▸ WHAT YOU NEED TO DO
From the listing, collect all lines containing the word "nichž".

— start of DATASET EXTRACT —

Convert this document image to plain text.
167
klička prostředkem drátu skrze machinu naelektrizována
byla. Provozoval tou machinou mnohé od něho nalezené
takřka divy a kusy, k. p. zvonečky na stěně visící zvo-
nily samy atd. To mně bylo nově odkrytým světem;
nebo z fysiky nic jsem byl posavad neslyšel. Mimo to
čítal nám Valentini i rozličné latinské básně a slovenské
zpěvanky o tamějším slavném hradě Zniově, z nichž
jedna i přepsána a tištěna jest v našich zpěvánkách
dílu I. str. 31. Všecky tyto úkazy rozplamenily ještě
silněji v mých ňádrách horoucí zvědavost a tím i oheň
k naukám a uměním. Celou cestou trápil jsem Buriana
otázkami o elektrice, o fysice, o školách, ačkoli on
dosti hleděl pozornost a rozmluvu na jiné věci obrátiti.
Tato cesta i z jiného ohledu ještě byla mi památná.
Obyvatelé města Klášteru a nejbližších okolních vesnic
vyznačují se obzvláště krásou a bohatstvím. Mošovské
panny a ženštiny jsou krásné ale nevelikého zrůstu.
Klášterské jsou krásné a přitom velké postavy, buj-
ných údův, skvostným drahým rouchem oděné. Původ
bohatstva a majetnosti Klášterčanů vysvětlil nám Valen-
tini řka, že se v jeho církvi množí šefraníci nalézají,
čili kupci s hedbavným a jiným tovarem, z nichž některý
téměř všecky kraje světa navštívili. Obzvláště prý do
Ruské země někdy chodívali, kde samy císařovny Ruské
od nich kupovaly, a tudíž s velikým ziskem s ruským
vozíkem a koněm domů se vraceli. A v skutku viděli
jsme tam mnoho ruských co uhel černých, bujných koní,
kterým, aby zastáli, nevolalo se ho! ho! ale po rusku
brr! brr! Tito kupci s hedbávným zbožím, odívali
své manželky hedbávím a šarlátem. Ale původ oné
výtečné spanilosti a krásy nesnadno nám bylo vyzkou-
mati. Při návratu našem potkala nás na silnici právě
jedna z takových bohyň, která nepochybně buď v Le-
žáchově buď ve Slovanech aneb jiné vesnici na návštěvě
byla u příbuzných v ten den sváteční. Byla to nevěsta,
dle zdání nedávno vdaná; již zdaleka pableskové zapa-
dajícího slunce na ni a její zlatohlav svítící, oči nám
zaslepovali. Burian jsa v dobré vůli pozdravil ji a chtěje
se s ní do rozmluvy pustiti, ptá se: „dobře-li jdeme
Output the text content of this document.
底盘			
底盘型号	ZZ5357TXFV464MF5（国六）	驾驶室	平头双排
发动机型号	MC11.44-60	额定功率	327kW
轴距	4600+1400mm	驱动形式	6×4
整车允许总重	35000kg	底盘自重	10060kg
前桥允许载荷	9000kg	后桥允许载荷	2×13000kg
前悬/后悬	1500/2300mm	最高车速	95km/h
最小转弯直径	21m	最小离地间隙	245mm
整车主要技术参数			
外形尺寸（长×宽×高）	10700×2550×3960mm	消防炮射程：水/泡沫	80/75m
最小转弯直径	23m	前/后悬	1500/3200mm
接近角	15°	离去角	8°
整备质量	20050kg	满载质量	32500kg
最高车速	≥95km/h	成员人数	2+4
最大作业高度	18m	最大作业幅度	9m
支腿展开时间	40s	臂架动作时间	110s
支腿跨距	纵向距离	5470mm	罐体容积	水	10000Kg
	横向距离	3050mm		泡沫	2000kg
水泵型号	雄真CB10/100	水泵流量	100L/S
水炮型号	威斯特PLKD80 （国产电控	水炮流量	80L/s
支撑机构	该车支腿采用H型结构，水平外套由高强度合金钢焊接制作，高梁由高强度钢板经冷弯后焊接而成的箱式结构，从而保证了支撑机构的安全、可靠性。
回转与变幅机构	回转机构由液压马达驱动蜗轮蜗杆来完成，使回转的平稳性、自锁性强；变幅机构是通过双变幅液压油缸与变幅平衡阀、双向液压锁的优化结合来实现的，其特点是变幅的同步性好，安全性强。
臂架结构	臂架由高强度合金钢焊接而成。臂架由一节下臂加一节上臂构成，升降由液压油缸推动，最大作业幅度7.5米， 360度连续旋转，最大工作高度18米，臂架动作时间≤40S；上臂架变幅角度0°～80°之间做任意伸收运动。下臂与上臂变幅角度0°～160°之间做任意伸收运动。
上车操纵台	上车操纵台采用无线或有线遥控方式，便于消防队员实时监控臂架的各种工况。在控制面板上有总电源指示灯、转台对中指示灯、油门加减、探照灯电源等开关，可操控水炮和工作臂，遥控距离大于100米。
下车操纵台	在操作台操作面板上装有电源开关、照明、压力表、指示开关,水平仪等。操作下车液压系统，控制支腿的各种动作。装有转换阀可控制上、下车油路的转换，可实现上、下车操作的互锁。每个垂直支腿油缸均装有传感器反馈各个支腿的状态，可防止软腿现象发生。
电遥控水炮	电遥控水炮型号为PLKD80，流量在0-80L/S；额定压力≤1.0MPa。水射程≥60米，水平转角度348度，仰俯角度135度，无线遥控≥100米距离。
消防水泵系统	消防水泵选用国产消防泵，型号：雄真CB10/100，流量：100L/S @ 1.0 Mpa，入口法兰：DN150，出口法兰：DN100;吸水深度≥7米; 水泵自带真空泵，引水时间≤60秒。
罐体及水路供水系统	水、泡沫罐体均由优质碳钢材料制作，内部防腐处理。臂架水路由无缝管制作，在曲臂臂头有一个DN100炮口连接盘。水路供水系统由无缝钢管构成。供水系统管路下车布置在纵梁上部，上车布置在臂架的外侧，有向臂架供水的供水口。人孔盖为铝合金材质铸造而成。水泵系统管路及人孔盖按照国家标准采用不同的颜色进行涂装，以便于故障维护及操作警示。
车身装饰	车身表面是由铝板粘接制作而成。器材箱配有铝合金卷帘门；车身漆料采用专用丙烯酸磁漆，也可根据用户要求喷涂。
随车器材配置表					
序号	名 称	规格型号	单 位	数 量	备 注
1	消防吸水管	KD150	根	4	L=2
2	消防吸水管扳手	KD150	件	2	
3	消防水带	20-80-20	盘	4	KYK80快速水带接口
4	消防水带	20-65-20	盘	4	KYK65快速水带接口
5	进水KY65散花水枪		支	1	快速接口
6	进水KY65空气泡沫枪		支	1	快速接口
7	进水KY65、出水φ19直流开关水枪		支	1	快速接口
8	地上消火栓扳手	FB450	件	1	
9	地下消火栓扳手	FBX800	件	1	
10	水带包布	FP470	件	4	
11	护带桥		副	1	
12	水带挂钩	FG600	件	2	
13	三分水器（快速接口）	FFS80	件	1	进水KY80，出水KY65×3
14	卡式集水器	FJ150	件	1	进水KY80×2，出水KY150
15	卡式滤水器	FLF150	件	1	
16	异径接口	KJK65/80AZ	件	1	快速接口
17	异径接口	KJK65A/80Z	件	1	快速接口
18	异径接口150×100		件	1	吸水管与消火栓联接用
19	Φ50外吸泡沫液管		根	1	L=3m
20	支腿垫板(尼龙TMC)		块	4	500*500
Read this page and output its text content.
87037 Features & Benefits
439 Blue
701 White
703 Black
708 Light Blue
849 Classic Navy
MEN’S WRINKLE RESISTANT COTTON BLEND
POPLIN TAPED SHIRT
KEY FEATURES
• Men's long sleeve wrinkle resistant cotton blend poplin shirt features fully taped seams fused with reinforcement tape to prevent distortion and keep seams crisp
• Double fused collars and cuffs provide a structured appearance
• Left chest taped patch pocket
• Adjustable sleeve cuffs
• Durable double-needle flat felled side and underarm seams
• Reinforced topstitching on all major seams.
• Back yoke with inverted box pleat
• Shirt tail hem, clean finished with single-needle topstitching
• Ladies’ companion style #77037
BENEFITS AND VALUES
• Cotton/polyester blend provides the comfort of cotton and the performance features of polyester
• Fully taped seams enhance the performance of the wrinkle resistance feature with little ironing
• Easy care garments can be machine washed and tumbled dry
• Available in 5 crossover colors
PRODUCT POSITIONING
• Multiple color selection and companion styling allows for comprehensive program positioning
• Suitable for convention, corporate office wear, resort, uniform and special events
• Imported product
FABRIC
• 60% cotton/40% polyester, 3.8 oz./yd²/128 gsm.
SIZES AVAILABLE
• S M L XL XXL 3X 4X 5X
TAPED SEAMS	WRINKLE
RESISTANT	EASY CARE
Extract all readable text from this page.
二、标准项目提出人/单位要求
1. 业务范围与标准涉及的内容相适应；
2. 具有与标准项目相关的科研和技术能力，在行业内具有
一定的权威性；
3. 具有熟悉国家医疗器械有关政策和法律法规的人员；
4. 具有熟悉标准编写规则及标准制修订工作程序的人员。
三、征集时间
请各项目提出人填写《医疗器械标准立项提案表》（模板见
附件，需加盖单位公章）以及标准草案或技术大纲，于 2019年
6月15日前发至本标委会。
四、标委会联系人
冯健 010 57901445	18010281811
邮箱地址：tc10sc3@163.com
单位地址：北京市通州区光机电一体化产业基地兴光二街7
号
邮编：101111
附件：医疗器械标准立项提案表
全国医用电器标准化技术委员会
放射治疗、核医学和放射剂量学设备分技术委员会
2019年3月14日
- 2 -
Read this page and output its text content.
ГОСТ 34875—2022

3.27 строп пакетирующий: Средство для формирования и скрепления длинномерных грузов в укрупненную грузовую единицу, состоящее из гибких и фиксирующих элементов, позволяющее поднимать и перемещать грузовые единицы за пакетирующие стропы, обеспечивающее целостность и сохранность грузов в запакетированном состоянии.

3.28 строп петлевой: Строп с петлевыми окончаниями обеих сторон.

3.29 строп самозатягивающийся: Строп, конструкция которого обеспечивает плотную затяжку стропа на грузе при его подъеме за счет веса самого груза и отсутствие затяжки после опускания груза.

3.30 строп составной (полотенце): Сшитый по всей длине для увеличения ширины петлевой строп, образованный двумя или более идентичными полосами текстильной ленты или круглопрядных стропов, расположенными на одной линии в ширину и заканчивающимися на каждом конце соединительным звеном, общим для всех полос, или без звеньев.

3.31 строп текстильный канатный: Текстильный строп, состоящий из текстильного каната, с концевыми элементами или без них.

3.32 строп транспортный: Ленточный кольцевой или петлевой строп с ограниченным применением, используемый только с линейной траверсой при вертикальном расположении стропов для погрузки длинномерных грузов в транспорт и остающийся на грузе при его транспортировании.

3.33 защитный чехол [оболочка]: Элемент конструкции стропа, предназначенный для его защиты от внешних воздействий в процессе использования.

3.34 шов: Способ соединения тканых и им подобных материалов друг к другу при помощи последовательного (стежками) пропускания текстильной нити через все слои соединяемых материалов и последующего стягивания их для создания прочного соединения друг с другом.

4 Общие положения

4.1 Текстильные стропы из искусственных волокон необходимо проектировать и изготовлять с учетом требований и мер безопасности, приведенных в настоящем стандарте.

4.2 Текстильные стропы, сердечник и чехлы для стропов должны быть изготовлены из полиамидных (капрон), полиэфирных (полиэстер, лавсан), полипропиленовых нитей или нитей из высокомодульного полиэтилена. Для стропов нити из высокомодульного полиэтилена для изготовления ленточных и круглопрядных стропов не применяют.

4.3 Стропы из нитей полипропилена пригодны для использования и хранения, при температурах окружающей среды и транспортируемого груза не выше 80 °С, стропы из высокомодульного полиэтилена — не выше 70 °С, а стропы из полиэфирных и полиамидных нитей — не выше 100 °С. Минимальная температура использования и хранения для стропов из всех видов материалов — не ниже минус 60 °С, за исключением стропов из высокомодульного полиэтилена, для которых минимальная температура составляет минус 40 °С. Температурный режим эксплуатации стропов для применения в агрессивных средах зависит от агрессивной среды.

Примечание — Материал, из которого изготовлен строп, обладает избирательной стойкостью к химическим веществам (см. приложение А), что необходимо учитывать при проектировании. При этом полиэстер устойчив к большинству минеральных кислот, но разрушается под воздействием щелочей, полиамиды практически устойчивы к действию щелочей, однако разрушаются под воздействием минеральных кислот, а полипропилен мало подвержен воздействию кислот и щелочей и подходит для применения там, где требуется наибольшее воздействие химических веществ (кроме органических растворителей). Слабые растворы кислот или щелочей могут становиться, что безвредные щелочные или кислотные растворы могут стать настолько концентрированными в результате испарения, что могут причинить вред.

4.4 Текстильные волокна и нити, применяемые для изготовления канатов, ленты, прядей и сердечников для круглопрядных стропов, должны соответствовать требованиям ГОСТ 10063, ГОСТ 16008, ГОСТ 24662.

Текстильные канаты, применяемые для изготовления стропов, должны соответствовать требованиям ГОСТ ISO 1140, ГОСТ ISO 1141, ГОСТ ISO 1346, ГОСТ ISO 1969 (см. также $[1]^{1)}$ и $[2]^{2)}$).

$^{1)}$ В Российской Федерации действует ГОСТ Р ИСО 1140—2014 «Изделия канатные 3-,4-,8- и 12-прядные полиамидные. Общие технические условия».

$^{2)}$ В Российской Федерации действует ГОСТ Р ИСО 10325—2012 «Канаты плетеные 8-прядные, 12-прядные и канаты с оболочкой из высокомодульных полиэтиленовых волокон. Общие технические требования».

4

— end of DATASET EXTRACT —

▸ ANSWER
zpěvanky o tamějším slavném hradě Zniově, z nichž
čili kupci s hedbavným a jiným tovarem, z nichž některý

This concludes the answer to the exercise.